(Records excerpted from a collection)
+ + + +

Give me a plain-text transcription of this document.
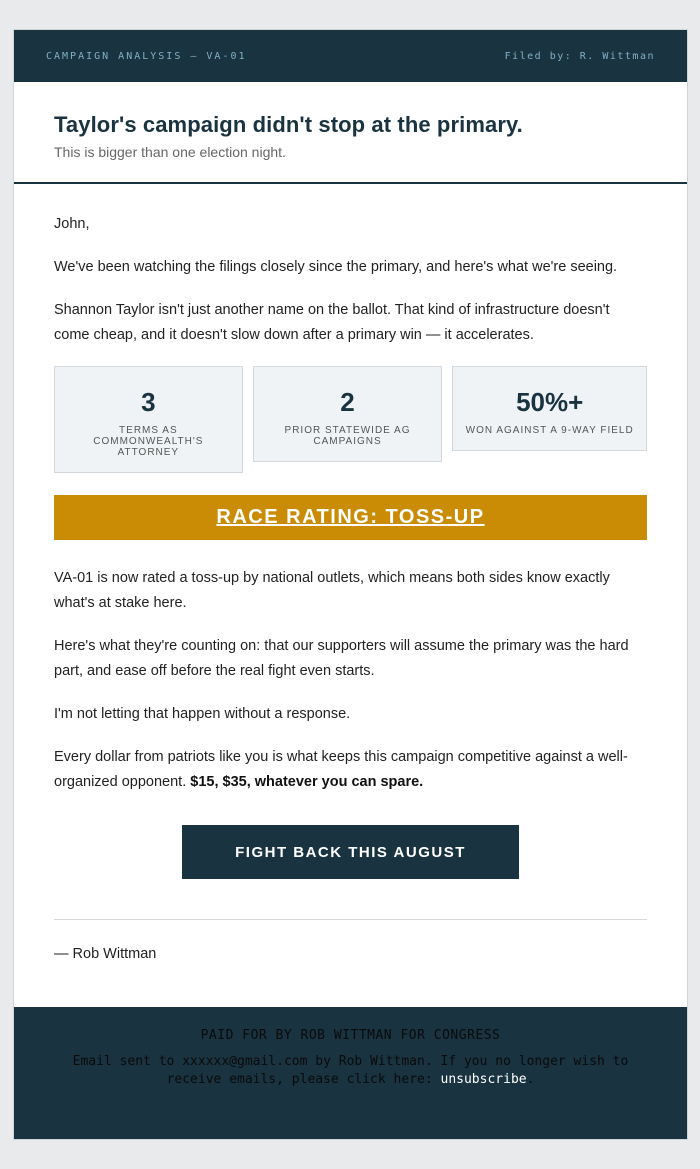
CAMPAIGN ANALYSIS — VA-01	Filed by: R. Wittman
Taylor's campaign didn't stop at the primary.
This is bigger than one election night.

John,

We've been watching the filings closely since the primary, and here's what we're seeing.

Shannon Taylor isn't just another name on the ballot. That kind of infrastructure doesn't come cheap, and it doesn't slow down after a primary win — it accelerates.

3
TERMS AS COMMONWEALTH'S ATTORNEY
2
PRIOR STATEWIDE AG CAMPAIGNS
50%+
WON AGAINST A 9-WAY FIELD
RACE RATING: TOSS-UP

VA-01 is now rated a toss-up by national outlets, which means both sides know exactly what's at stake here.

Here's what they're counting on: that our supporters will assume the primary was the hard part, and ease off before the real fight even starts.

I'm not letting that happen without a response.

Every dollar from patriots like you is what keeps this campaign competitive against a well-organized opponent. $15, $35, whatever you can spare.

FIGHT BACK THIS AUGUST
— Rob Wittman
PAID FOR BY ROB WITTMAN FOR CONGRESS
Email sent to xxxxxx@gmail.com by Rob Wittman. If you no longer wish to receive emails, please click here: unsubscribe.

+ + + +

## Your instructions
Make an exact copy of the listing above. Do not include the pictures.

## Answer to the task
Give me a plain-text transcription of this document.
CAMPAIGN ANALYSIS — VA-01	Filed by: R. Wittman
Taylor's campaign didn't stop at the primary.
This is bigger than one election night.

John,

We've been watching the filings closely since the primary, and here's what we're seeing.

Shannon Taylor isn't just another name on the ballot. That kind of infrastructure doesn't come cheap, and it doesn't slow down after a primary win — it accelerates.

3
TERMS AS COMMONWEALTH'S ATTORNEY
2
PRIOR STATEWIDE AG CAMPAIGNS
50%+
WON AGAINST A 9-WAY FIELD
RACE RATING: TOSS-UP

VA-01 is now rated a toss-up by national outlets, which means both sides know exactly what's at stake here.

Here's what they're counting on: that our supporters will assume the primary was the hard part, and ease off before the real fight even starts.

I'm not letting that happen without a response.

Every dollar from patriots like you is what keeps this campaign competitive against a well-organized opponent. $15, $35, whatever you can spare.

FIGHT BACK THIS AUGUST
— Rob Wittman
PAID FOR BY ROB WITTMAN FOR CONGRESS
Email sent to xxxxxx@gmail.com by Rob Wittman. If you no longer wish to receive emails, please click here: unsubscribe.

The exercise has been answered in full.